(SELECTED EXTRACT):
--

The supposed solution to the tedium of mob grinding was the implementation of huge numbers of quests. The best example of this, of course, is World of Warcraft. Every new zone or town has one or more “hubs” with merchants and quest givers. The quests then cause you to move about the zone doing this or that task, killing X of Y mob, gathering A of B items, and the like. The idea was to give players a story and a reason behind all of their actions, rather than just running from place to place killing every mobbie they saw.

EDIT: The discussion of this original post inspired me to rework it, add to it, and publish it as a huge article on Bright Hub. I invite you to check it out here:

New Grind, Just like the Old Grind: Quest Heavy Advancement

Your comments inspired me to examine the issue in even more detail. I hope the new article will inspire even more analysis from the readership.

67 comments to Quests: Now With More Grind

  • I think, for me, it is not the grinding so much that is horrible. It is the fact that the games are gearing more towards solo play. This takes away the entire point of playing an MMO. Why play an MMO that is like a single player RPG? I could just go play Zelda on the Wii.

--

(EXERCISE TASK 1):
Copy the records word for word, from their first line through the line containing "copyright-line-2[interactable]: Crafted by".

(Excerpts from a layout annotation set):

--

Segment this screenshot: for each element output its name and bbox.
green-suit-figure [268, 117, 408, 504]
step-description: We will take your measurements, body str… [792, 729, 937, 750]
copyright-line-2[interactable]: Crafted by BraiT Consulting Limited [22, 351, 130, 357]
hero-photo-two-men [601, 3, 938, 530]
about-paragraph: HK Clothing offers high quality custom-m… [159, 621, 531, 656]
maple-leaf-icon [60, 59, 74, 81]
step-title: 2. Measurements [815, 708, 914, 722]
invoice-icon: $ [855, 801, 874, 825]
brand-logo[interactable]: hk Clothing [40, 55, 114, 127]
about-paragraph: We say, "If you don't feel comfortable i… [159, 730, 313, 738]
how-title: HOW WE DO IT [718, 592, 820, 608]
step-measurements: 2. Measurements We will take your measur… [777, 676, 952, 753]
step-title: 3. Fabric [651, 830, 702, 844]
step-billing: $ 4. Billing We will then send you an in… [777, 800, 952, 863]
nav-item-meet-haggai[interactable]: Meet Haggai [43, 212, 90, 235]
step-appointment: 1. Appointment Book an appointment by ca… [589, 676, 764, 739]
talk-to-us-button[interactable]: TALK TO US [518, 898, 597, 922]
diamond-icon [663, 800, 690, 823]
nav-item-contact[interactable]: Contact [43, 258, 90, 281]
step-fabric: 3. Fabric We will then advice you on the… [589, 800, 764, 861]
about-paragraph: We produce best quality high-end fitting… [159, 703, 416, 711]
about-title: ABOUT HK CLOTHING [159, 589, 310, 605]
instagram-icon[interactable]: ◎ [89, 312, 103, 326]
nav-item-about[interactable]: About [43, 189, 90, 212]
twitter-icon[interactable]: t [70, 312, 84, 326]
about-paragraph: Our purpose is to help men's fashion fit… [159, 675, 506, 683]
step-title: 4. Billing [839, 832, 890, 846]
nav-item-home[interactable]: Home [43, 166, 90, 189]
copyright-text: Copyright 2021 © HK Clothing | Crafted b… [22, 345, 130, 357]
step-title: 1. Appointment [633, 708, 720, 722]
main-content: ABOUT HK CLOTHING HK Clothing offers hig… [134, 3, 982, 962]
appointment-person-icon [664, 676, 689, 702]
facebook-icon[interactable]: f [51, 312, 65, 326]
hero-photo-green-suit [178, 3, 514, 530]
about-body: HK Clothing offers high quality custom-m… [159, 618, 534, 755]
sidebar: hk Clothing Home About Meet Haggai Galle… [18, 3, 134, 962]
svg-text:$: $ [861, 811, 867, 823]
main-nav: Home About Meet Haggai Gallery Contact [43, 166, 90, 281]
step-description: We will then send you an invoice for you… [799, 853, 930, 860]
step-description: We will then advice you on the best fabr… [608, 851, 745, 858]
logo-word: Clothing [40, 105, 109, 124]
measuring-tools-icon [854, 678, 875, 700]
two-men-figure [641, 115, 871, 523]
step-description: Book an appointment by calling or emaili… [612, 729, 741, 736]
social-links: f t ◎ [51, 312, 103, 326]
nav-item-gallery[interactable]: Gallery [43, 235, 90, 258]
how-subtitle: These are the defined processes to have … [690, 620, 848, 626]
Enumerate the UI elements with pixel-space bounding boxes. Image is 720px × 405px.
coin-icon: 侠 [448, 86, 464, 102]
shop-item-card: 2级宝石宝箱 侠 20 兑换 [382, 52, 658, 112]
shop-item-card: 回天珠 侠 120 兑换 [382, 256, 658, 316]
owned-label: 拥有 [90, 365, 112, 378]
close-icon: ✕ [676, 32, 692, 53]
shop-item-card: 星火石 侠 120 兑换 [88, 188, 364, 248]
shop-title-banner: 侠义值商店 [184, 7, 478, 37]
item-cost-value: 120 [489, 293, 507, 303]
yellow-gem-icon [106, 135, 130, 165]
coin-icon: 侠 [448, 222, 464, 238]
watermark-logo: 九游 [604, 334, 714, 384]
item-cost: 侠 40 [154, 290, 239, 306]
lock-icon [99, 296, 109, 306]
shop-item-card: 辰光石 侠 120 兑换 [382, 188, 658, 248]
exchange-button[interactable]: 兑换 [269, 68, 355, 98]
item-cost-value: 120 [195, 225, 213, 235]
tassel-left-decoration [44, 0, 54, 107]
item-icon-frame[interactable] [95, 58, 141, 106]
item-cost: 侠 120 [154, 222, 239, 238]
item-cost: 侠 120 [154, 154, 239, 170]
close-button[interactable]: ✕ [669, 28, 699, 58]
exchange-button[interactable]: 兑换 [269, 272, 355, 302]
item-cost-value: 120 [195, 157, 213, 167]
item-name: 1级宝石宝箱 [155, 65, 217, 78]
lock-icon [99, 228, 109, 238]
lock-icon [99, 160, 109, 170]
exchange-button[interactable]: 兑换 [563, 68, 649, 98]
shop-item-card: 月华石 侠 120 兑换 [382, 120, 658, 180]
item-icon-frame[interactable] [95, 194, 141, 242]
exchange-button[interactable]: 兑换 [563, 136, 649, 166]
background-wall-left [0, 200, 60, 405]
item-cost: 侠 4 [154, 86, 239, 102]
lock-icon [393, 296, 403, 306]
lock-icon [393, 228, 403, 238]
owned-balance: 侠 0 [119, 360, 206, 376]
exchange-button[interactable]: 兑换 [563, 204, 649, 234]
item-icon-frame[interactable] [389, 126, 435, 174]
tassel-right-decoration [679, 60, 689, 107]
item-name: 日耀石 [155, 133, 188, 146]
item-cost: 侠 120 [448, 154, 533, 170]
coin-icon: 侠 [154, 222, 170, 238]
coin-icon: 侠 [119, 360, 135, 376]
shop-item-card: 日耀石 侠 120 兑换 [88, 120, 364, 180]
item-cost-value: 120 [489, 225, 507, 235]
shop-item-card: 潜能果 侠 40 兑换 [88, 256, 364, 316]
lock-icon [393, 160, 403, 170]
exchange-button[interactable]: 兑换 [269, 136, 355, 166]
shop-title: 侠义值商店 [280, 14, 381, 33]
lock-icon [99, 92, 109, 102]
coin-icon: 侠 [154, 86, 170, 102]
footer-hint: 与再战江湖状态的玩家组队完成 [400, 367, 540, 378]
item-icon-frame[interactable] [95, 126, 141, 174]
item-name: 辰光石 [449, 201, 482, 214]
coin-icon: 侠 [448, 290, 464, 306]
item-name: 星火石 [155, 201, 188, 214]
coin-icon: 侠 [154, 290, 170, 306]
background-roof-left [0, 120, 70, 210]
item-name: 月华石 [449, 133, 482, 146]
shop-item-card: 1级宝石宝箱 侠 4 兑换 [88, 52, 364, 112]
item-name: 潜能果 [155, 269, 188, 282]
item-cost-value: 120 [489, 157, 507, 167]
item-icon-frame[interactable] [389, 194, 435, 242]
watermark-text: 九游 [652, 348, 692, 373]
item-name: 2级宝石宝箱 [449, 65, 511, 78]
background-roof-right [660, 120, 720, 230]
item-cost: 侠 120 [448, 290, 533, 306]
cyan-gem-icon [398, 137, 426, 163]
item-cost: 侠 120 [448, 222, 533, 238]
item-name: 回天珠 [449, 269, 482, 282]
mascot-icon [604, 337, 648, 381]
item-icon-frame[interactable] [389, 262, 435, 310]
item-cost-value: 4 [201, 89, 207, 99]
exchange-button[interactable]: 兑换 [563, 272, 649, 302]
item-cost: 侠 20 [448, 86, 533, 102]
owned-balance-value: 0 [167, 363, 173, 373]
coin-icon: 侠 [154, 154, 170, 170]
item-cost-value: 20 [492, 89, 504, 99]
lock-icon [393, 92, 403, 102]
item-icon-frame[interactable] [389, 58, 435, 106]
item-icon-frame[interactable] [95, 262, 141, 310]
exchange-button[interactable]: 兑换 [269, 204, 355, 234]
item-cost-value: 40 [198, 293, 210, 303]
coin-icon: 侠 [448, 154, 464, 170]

--

(EXERCISE TASK 2):
List every game, game console, and website that the quest-grinding text names.

(CORRECT RESPONSE 1):
Segment this screenshot: for each element output its name and bbox.
green-suit-figure [268, 117, 408, 504]
step-description: We will take your measurements, body str… [792, 729, 937, 750]
copyright-line-2[interactable]: Crafted by BraiT Consulting Limited [22, 351, 130, 357]

(CORRECT RESPONSE 2):
World of Warcraft
Bright Hub
Zelda
Wii